▶ [Page excerpt]:
• • • • •

Oct 29, 2006

The Choice Of Champions

More then ever before in previous seasons I’ve noticed a debate emerging this past couple of weeks with a strength (and a cod validity) that's quite unexpected over who the worthy or 'real' champion would be this year...

Although pundits mean 'deserving' when they say 'real', the real champion is actually very simple to decide as it is based on things like real races and real points; rather than races that happened in your head or on your Sony Playstation.

It's easy to see why a 'worthy' champion debate might emerge, what with the way points have been overhauled, rule reinvention and regulation tweaking have played into making Ferrari look tainted (again) and also how some final bravura performances from Schumi and final twists have played to the gallery.
What's not so easy to see is why anyone with half a brain thinks it's in any way a useful or justifiable way to pursue any kind of intelligent or logical dialogue about the sport.

Just as Red Bull's dumbass axing of Christian Klien was based on hard numbers rather than softer, more telling facts (that might actually have suggested they should keep him and he was doing pretty well all things considered, thanks) so the Championship is also calculated on a purely mathematical basis.
The champion is no more and no less than the person who comes out on top; worthy or not, fair or unfair. For the loser it's hard cheese, life sucks, and all that. End of story.

The debate would have been equally worthless last year, when Kimi Raikkonen was clearly the 'worthy' champion, as reflected in many popular and professional polls and awards; none of which, you may have noticed, actually caused points scored across 2005 to magically reassemble in his favour.
He was an inspired and daring all-or-nothing racer compared to Nando's route of apparently duller and businesslike competency that year (mirrored in Renault's more conservative strategies); a contrast never more apparent than at the European GP - and who picked up the spoils there too? Exactly.

Worthiness or mitigating circumstances are simply not valid currency - though even today many would still say Niki Lauda was the 'moral victor' or 'worthy' or 'real' champion in 1976.
Well tough titty; because James Hunt was the real champion (and a great one too). Just as Keke Rosberg was the real champion in 1982 when it really should have been the gobsmackingly mercurial Didier Pironi (or who knows, even the equally mercurial Gilles Villeneuve...) - it's worth bearing in mind that Rosberg only took a single victory in his championship year, which is a pretty uninspiring stat...

And in the end, after all the twitching and meddling from Lady Luck, it happens that Alonso is the real champion this year. Schumi is the real runner-up; his last race one that showed him at his very best - spirited, ballsy, deft and committed.

The way to judge the championship is on reality, not a world of alternate possibilities. Would they, after all, have made it a more exciting year? No of course not.
Anyway, now we've cleared that up, when's the next race?

Oct 23, 2006

A TV Dog's Dinner

You could almost hear the collective "D'oh!!!" waking up thousands of families across the UK very early last Sunday morning, as F1 fans shouted their despair from downstairs, once again missing out on a crucial piece of race action - and this time possibly the most important moment of this year's championship as Schumi retired at Suzuka.

• • • • •

Rows from a layout dataset
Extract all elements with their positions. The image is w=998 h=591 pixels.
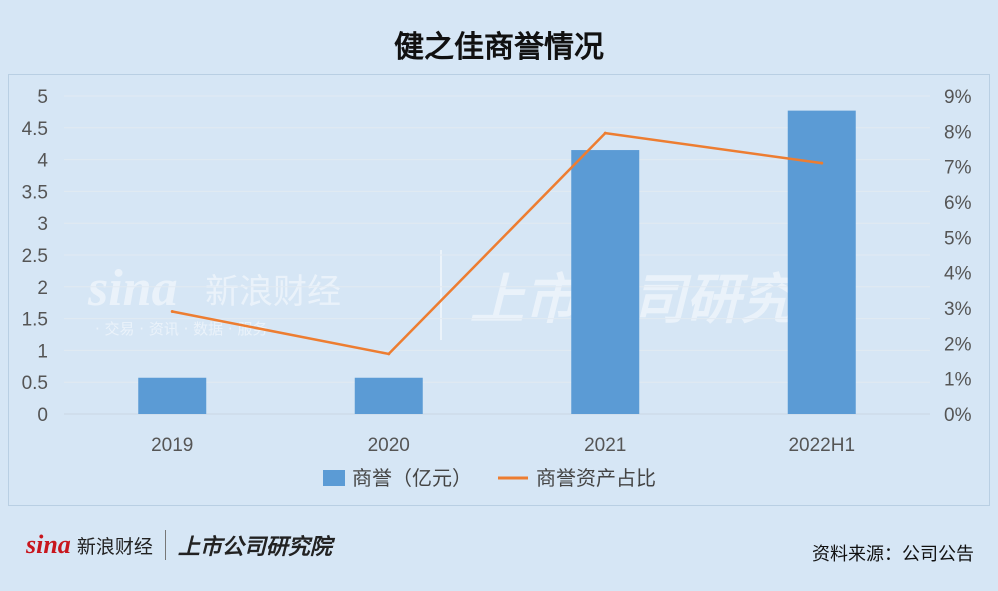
watermark-divider — [440, 250, 442, 340]
chart-title: 健之佳商誉情况 — [394, 30, 604, 65]
left-axis-tick-label: 1 — [37, 341, 48, 362]
right-axis-tick-label: 9% — [944, 87, 972, 108]
x-axis-tick-label: 2022H1 — [788, 435, 855, 456]
sina-logo: sina — [26, 530, 71, 559]
x-axis-tick-label: 2021 — [584, 435, 626, 456]
bar — [787, 110, 856, 415]
right-axis-tick-label: 4% — [944, 264, 972, 285]
left-axis-tick-label: 2 — [37, 278, 48, 299]
line-point — [170, 310, 174, 314]
right-axis-tick-label: 0% — [944, 405, 972, 426]
left-axis-tick-label: 4.5 — [22, 119, 48, 140]
left-axis-tick-label: 0.5 — [22, 373, 48, 394]
left-axis-tick-label: 3.5 — [22, 182, 48, 203]
right-axis-tick-label: 2% — [944, 334, 972, 355]
sina-logo-text: 新浪财经 — [76, 535, 153, 558]
x-axis-tick-label: 2019 — [151, 435, 193, 456]
line-point — [387, 352, 391, 356]
left-axis-tick-label: 2.5 — [22, 246, 48, 267]
x-axis-tick-label: 2020 — [368, 435, 410, 456]
watermark-sina: sina — [87, 260, 178, 317]
logo-divider — [164, 530, 166, 560]
left-axis-tick-label: 5 — [37, 87, 48, 108]
legend: 商誉（亿元） 商誉资产占比 — [323, 466, 656, 490]
watermark: sina 新浪财经 · 交易 · 资讯 · 数据 · 服务 上市公司研究院 — [87, 250, 856, 340]
right-axis-tick-label: 8% — [944, 122, 972, 143]
source-note: 资料来源：公司公告 — [812, 544, 974, 565]
line-point — [603, 131, 607, 135]
right-axis-tick-label: 6% — [944, 193, 972, 214]
watermark-tagline: · 交易 · 资讯 · 数据 · 服务 — [95, 320, 267, 338]
left-axis-tick-label: 3 — [37, 214, 48, 235]
watermark-sina-cn: 新浪财经 — [205, 272, 341, 312]
plot-panel — [8, 74, 990, 506]
line-point — [820, 161, 824, 165]
right-axis-tick-label: 7% — [944, 158, 972, 179]
legend-label-line: 商誉资产占比 — [536, 466, 656, 490]
right-axis-tick-label: 3% — [944, 299, 972, 320]
bar — [354, 377, 423, 414]
line-series — [172, 131, 822, 356]
legend-swatch-bar — [323, 470, 345, 486]
right-axis-tick-label: 1% — [944, 370, 972, 391]
legend-label-bar: 商誉（亿元） — [352, 466, 472, 490]
left-axis-tick-label: 4 — [37, 151, 48, 172]
left-axis-tick-label: 1.5 — [22, 310, 48, 331]
right-axis-tick-label: 5% — [944, 228, 972, 249]
footer-logo: sina 新浪财经 上市公司研究院 — [26, 525, 332, 565]
bar — [138, 377, 207, 414]
institute-logo-text: 上市公司研究院 — [177, 535, 332, 560]
bar — [571, 150, 640, 414]
left-axis-tick-label: 0 — [37, 405, 48, 426]
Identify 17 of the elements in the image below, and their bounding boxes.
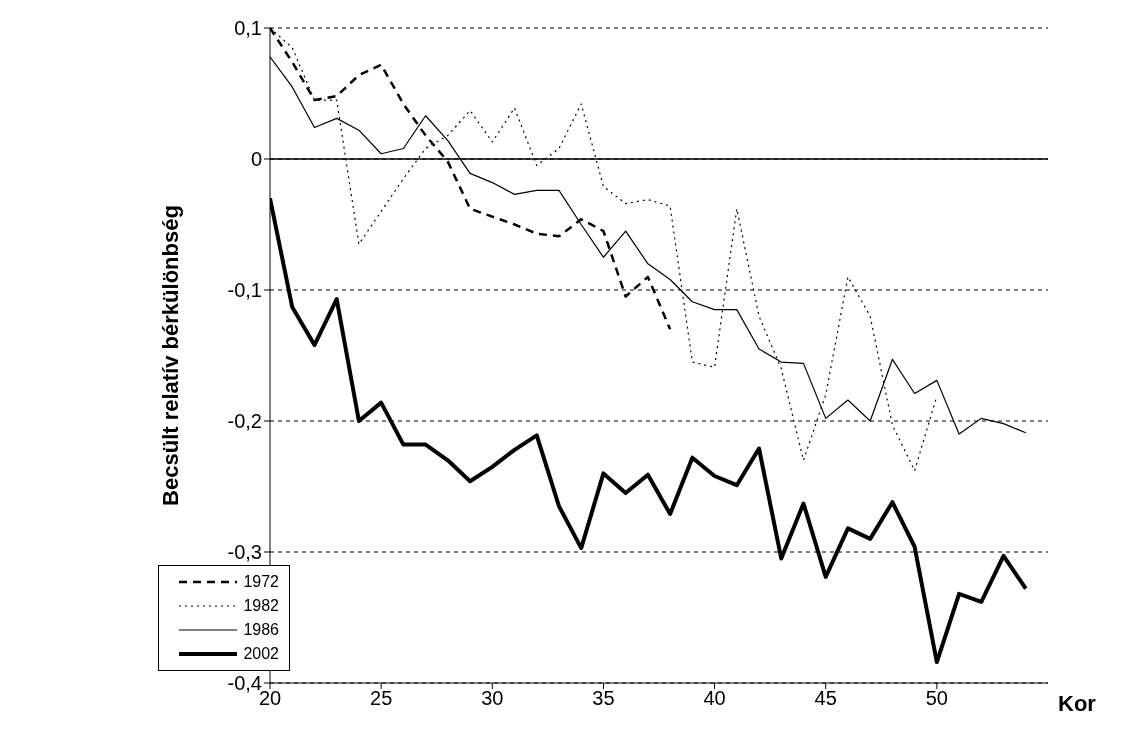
y-tick-label: -0,3: [227, 541, 262, 564]
y-tick-label: 0,1: [234, 17, 262, 40]
x-tick-label: 30: [481, 687, 504, 710]
x-axis-title: Kor: [1058, 690, 1097, 716]
y-tick-label: -0,2: [227, 410, 262, 433]
legend-label: 1972: [243, 573, 279, 591]
y-axis-title: Becsült relatív bérkülönbség: [157, 205, 183, 506]
legend-label: 2002: [243, 645, 279, 663]
y-tick-label: -0,1: [227, 279, 262, 302]
x-tick-label: 25: [370, 687, 393, 710]
legend-label: 1982: [243, 597, 279, 615]
x-tick-label: 35: [592, 687, 615, 710]
x-tick-label: 45: [814, 687, 837, 710]
y-tick-label: 0: [250, 148, 262, 171]
x-tick-label: 50: [925, 687, 948, 710]
legend-label: 1986: [243, 621, 279, 639]
x-tick-label: 40: [703, 687, 726, 710]
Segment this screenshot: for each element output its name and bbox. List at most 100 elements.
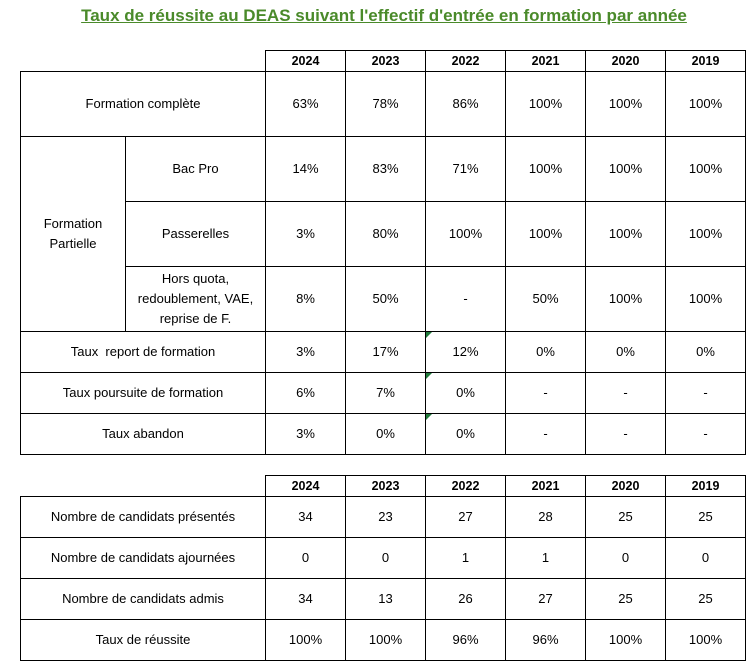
table-cell: 0% <box>425 413 506 455</box>
table-row: Taux abandon 3% 0% 0% - - - <box>20 413 746 455</box>
row-label: Bac Pro <box>125 136 266 202</box>
comment-marker-icon <box>426 373 432 379</box>
success-rate-table: 2024 2023 2022 2021 2020 2019 Formation … <box>20 50 746 455</box>
table-cell: 63% <box>265 71 346 137</box>
year-header-row: 2024 2023 2022 2021 2020 2019 <box>21 475 746 497</box>
table-cell: 6% <box>265 372 346 414</box>
header-blank <box>21 51 266 72</box>
table-cell: 0% <box>665 331 746 373</box>
table-cell: 100% <box>585 619 666 661</box>
table-row: Nombre de candidats admis 34 13 26 27 25… <box>20 578 746 620</box>
table-cell: 34 <box>265 496 346 538</box>
table-cell: 100% <box>665 619 746 661</box>
table-cell: 100% <box>585 71 666 137</box>
year-header: 2019 <box>665 50 746 72</box>
year-header: 2022 <box>425 50 506 72</box>
table-cell: 86% <box>425 71 506 137</box>
header-blank <box>21 476 266 497</box>
table-cell: 71% <box>425 136 506 202</box>
table-cell: 34 <box>265 578 346 620</box>
row-label: Nombre de candidats ajournées <box>20 537 266 579</box>
table-row: Nombre de candidats présentés 34 23 27 2… <box>20 496 746 538</box>
table-cell: 3% <box>265 201 346 267</box>
table-cell: 0 <box>345 537 426 579</box>
table-row: Hors quota, redoublement, VAE, reprise d… <box>21 266 746 332</box>
table-cell: 28 <box>505 496 586 538</box>
year-header: 2021 <box>505 475 586 497</box>
table-cell: 27 <box>425 496 506 538</box>
table-cell: 0 <box>585 537 666 579</box>
table-cell: 25 <box>665 578 746 620</box>
table-cell: 17% <box>345 331 426 373</box>
table-cell: - <box>585 372 666 414</box>
candidates-table: 2024 2023 2022 2021 2020 2019 Nombre de … <box>20 475 746 661</box>
table-cell: 100% <box>265 619 346 661</box>
table-cell: 100% <box>505 136 586 202</box>
table-row: Passerelles 3% 80% 100% 100% 100% 100% <box>21 201 746 267</box>
table-cell: - <box>505 372 586 414</box>
table-row: Nombre de candidats ajournées 0 0 1 1 0 … <box>20 537 746 579</box>
table-cell: 3% <box>265 413 346 455</box>
table-cell: 80% <box>345 201 426 267</box>
table-cell: 78% <box>345 71 426 137</box>
row-label: Taux abandon <box>20 413 266 455</box>
table-cell: 100% <box>665 201 746 267</box>
table-cell: 100% <box>425 201 506 267</box>
year-header: 2024 <box>265 50 346 72</box>
year-header: 2021 <box>505 50 586 72</box>
year-header: 2023 <box>345 50 426 72</box>
table-cell: 26 <box>425 578 506 620</box>
row-label: Passerelles <box>125 201 266 267</box>
table-cell: 7% <box>345 372 426 414</box>
year-header: 2024 <box>265 475 346 497</box>
table-cell: 3% <box>265 331 346 373</box>
year-header: 2023 <box>345 475 426 497</box>
table-row: Formation Partielle Bac Pro 14% 83% 71% … <box>20 136 746 332</box>
table-cell: 50% <box>505 266 586 332</box>
table-cell: 100% <box>585 201 666 267</box>
table-cell: 1 <box>505 537 586 579</box>
cell-value: 0% <box>456 385 475 400</box>
table-cell: 0% <box>585 331 666 373</box>
table-cell: 13 <box>345 578 426 620</box>
table-cell: 50% <box>345 266 426 332</box>
table-cell: 100% <box>665 136 746 202</box>
row-label: Formation complète <box>20 71 266 137</box>
table-cell: 25 <box>585 578 666 620</box>
table-cell: 100% <box>505 71 586 137</box>
table-cell: 12% <box>425 331 506 373</box>
table-cell: 96% <box>505 619 586 661</box>
table-cell: - <box>585 413 666 455</box>
table-cell: - <box>665 372 746 414</box>
comment-marker-icon <box>426 332 432 338</box>
table-cell: 83% <box>345 136 426 202</box>
cell-value: 0% <box>456 426 475 441</box>
table-row: Taux de réussite 100% 100% 96% 96% 100% … <box>20 619 746 661</box>
table-cell: - <box>425 266 506 332</box>
row-label: Taux poursuite de formation <box>20 372 266 414</box>
table-cell: 27 <box>505 578 586 620</box>
table-cell: 0% <box>425 372 506 414</box>
table-cell: 100% <box>585 136 666 202</box>
table-cell: 0 <box>265 537 346 579</box>
table-cell: 100% <box>665 71 746 137</box>
row-label: Nombre de candidats admis <box>20 578 266 620</box>
page-title: Taux de réussite au DEAS suivant l'effec… <box>81 6 687 25</box>
table-cell: 0% <box>345 413 426 455</box>
comment-marker-icon <box>426 414 432 420</box>
year-header: 2020 <box>585 50 666 72</box>
table-cell: 0% <box>505 331 586 373</box>
table-cell: 100% <box>585 266 666 332</box>
row-label: Taux report de formation <box>20 331 266 373</box>
table-cell: 100% <box>345 619 426 661</box>
table-cell: 14% <box>265 136 346 202</box>
row-label: Nombre de candidats présentés <box>20 496 266 538</box>
table-cell: - <box>665 413 746 455</box>
year-header: 2020 <box>585 475 666 497</box>
table-cell: 23 <box>345 496 426 538</box>
row-label: Taux de réussite <box>20 619 266 661</box>
table-cell: 100% <box>665 266 746 332</box>
table-cell: - <box>505 413 586 455</box>
table-row: Taux report de formation 3% 17% 12% 0% 0… <box>20 331 746 373</box>
table-cell: 96% <box>425 619 506 661</box>
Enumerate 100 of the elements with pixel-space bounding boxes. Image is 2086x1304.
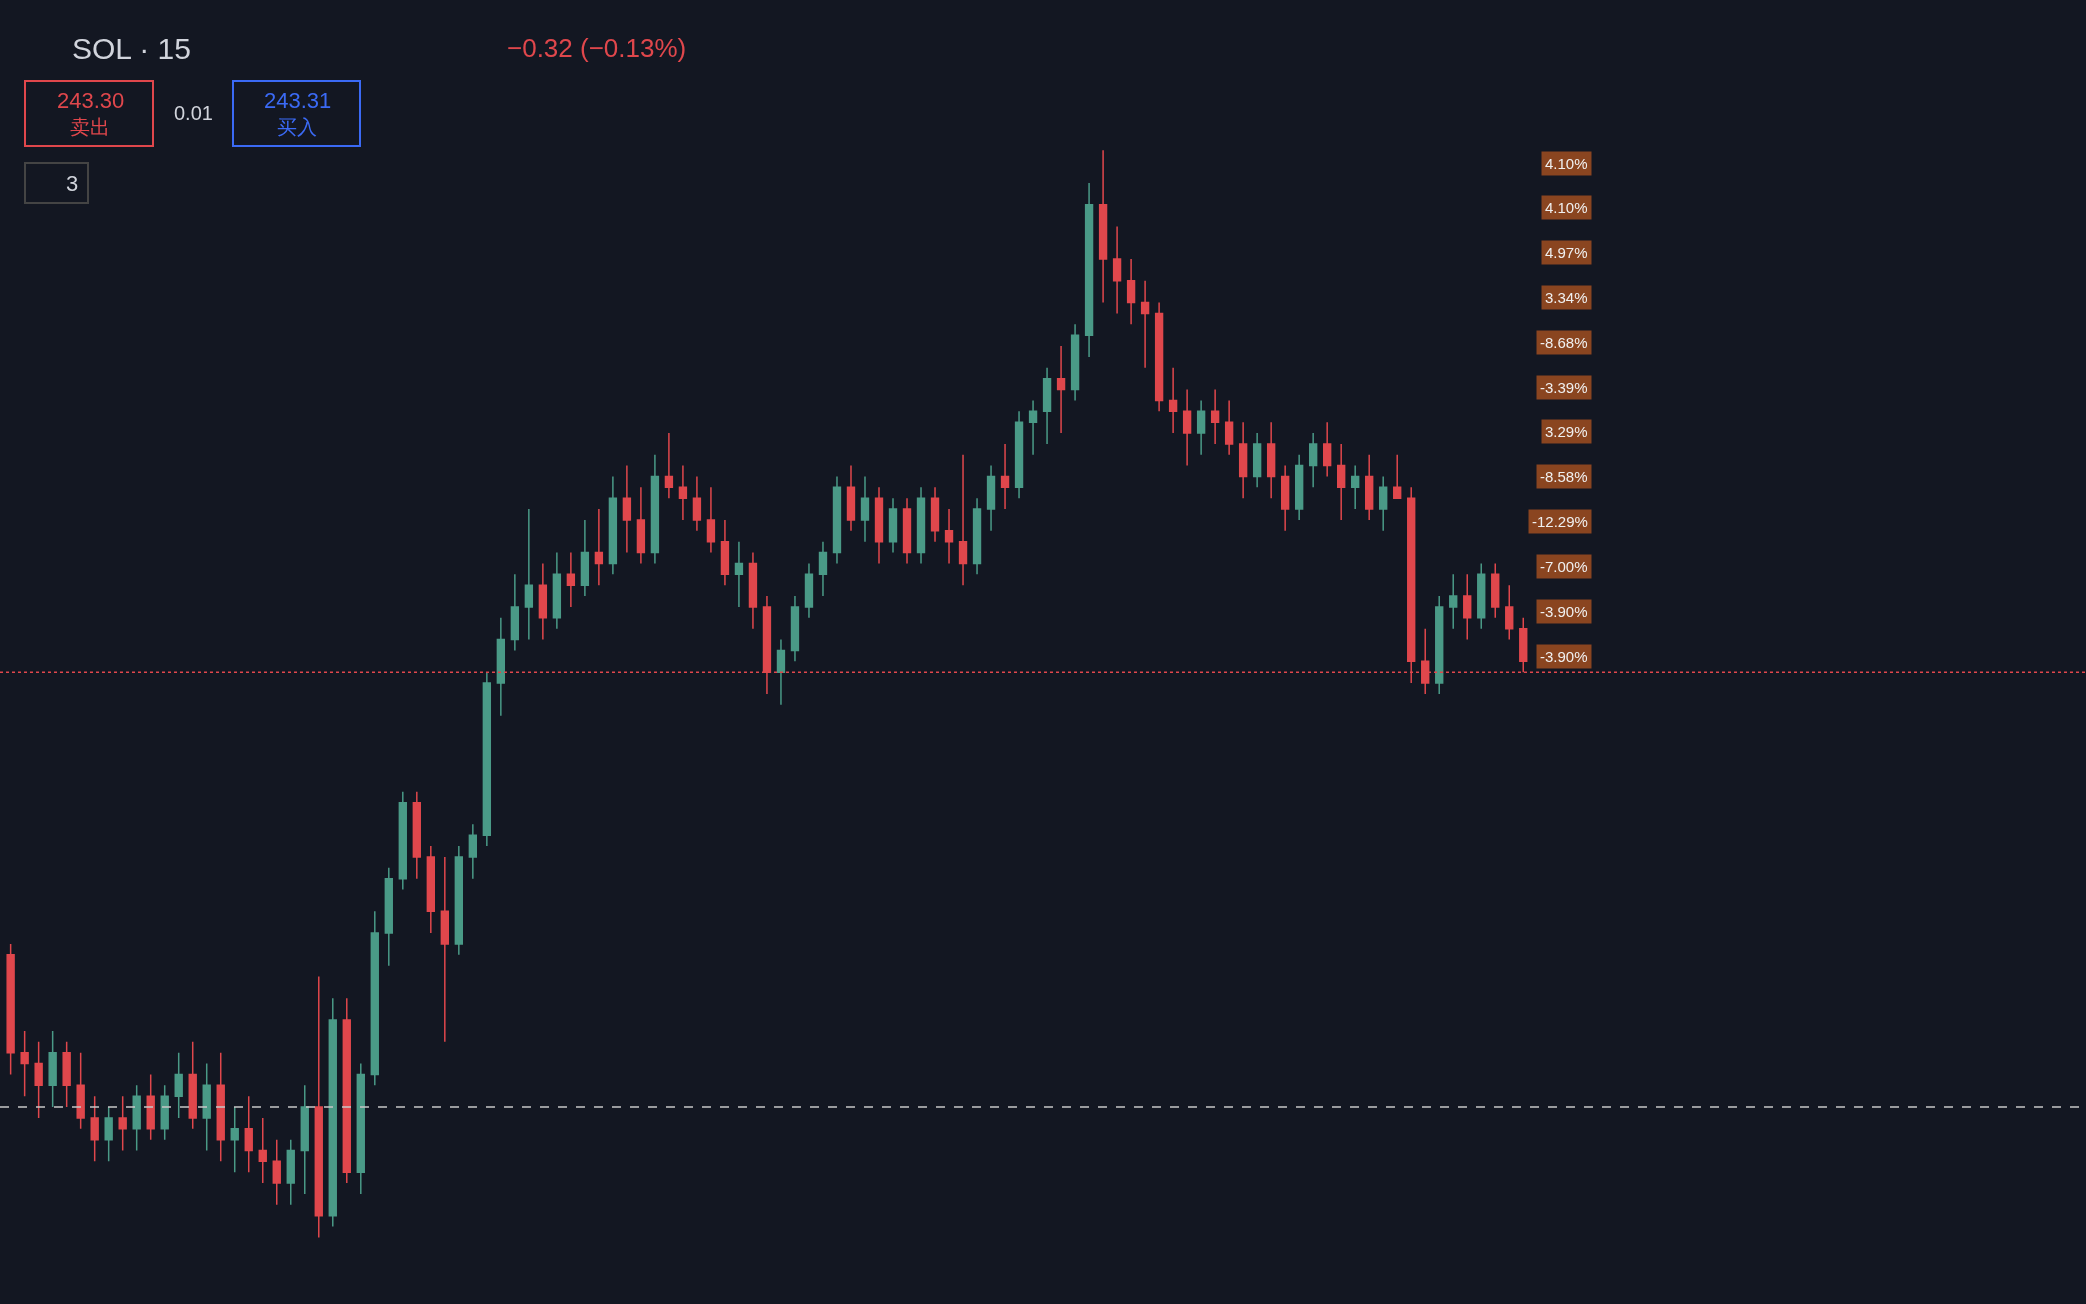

• • • • •

▶ [Short problem 1]:
Copy the lines of the records word for word, starting at the line containing "watermark-divider — [440, 250, 442, 340]" and ending at the line containing "bar — [354, 377, 423, 414]".
▶ [Short problem 2]:
Pick up the Formula One blog text after its final sentence and keep writing.

▶ [Right answer 1]:
watermark-divider — [440, 250, 442, 340]
chart-title: 健之佳商誉情况 — [394, 30, 604, 65]
left-axis-tick-label: 1 — [37, 341, 48, 362]
right-axis-tick-label: 9% — [944, 87, 972, 108]
x-axis-tick-label: 2022H1 — [788, 435, 855, 456]
sina-logo: sina — [26, 530, 71, 559]
x-axis-tick-label: 2021 — [584, 435, 626, 456]
bar — [787, 110, 856, 415]
right-axis-tick-label: 4% — [944, 264, 972, 285]
left-axis-tick-label: 2 — [37, 278, 48, 299]
line-point — [170, 310, 174, 314]
right-axis-tick-label: 0% — [944, 405, 972, 426]
left-axis-tick-label: 4.5 — [22, 119, 48, 140]
left-axis-tick-label: 0.5 — [22, 373, 48, 394]
left-axis-tick-label: 3.5 — [22, 182, 48, 203]
right-axis-tick-label: 2% — [944, 334, 972, 355]
sina-logo-text: 新浪财经 — [76, 535, 153, 558]
x-axis-tick-label: 2019 — [151, 435, 193, 456]
line-point — [387, 352, 391, 356]
left-axis-tick-label: 2.5 — [22, 246, 48, 267]
x-axis-tick-label: 2020 — [368, 435, 410, 456]
watermark-sina: sina — [87, 260, 178, 317]
logo-divider — [164, 530, 166, 560]
left-axis-tick-label: 5 — [37, 87, 48, 108]
legend: 商誉（亿元） 商誉资产占比 — [323, 466, 656, 490]
watermark: sina 新浪财经 · 交易 · 资讯 · 数据 · 服务 上市公司研究院 — [87, 250, 856, 340]
right-axis-tick-label: 8% — [944, 122, 972, 143]
source-note: 资料来源：公司公告 — [812, 544, 974, 565]
line-point — [603, 131, 607, 135]
right-axis-tick-label: 6% — [944, 193, 972, 214]
watermark-tagline: · 交易 · 资讯 · 数据 · 服务 — [95, 320, 267, 338]
left-axis-tick-label: 3 — [37, 214, 48, 235]
watermark-sina-cn: 新浪财经 — [205, 272, 341, 312]
plot-panel — [8, 74, 990, 506]
line-point — [820, 161, 824, 165]
right-axis-tick-label: 7% — [944, 158, 972, 179]
legend-label-line: 商誉资产占比 — [536, 466, 656, 490]
right-axis-tick-label: 3% — [944, 299, 972, 320]
bar — [354, 377, 423, 414]

▶ [Right answer 2]:
It's not the first time of course that ITV have dropped the ball in their television coverage of F1 this season; far from it - just another numbing low point in their poorly scheduled, ad-intensive product.

Actually I didn't totally miss Schumacher's crucial retirement as I was smart enough to be listening to Radio 5 Live, which boasts two major advantages for the serious F1 fan: firstly it features Maurice Hamilton, and secondly it doesn't feature James Allen.
In fact it frequently also features the excellent Anthony Davidson; as complete and comfortable (and expert) a pundit as he is a driver. (Whether or not Davidson gets a race seat next year is my acid test of whether there actually is a god or if the universe we live in is no more than a cruel and meaningless void).

It wasn't just the Japanese GP coverage that disappointed. Being an 'away' race it also meant that things like the crucial qualifying sessions got the usual careful ITV scheduling treatment, finally appearing on screen at the crack of mid afternoon on the Saturday.
I tell you if I had four digital TV channels at my disposal and had forked out a nebulous amount of money for the F1 broadcasting rights, I'd certainly make sure it took priority over the likes of 'The World's Funniest Animals' and re-runs of 'Emmerdale'.

When it comes to broadcasting Formula One on TV, you have to conclude that it's something that's far too important to be left to TV people. You also can't help but wonder whether the Beeb might even make a better job of this kind of thing nowadays: they certainly seem to take clever use of their portfolio of channels more seriously.
Match that with a lack of advertising breaks and you can imagine that it might be a seriously compelling proposition. Nonetheless, I still can't see any reason why commercial interests should make ITV's coverage such a pig's ear.

There are plenty of conceivable options as far as advertising in the F1 programming goes; from simply locking out adverts for the duration of the race (with more elsewhere), to leaving rotating web-style 'banners' on screen the whole time, or even allowing people to pay to 'opt-out' of watching adverts.
You could also look to a more heavyweight and complete sponsorship package of the whole product - or split it section by section. But you really need to take it all more seriously that ITV seem willing to do at present.

We've been here before, I know, but surely somebody needs to take Bernie aside and start talking about a proper multi-screen, pay per view, stand-alone channel, backed and produced by F1 experts.

Still; on we go to Sao Paulo for what could be an exciting and emotional end to the season, and to the end of Michael Schumacher's career. Anybody fancy a wager on whether they cut the post-race coverage short to show that repeat of the episode of 'Airline' where that bloke can't find his cello at luggage reclaim?


(*This article appeared in an edited form on Teletext on ITV; 16/10/2006)

Oct 15, 2006

Orders Please...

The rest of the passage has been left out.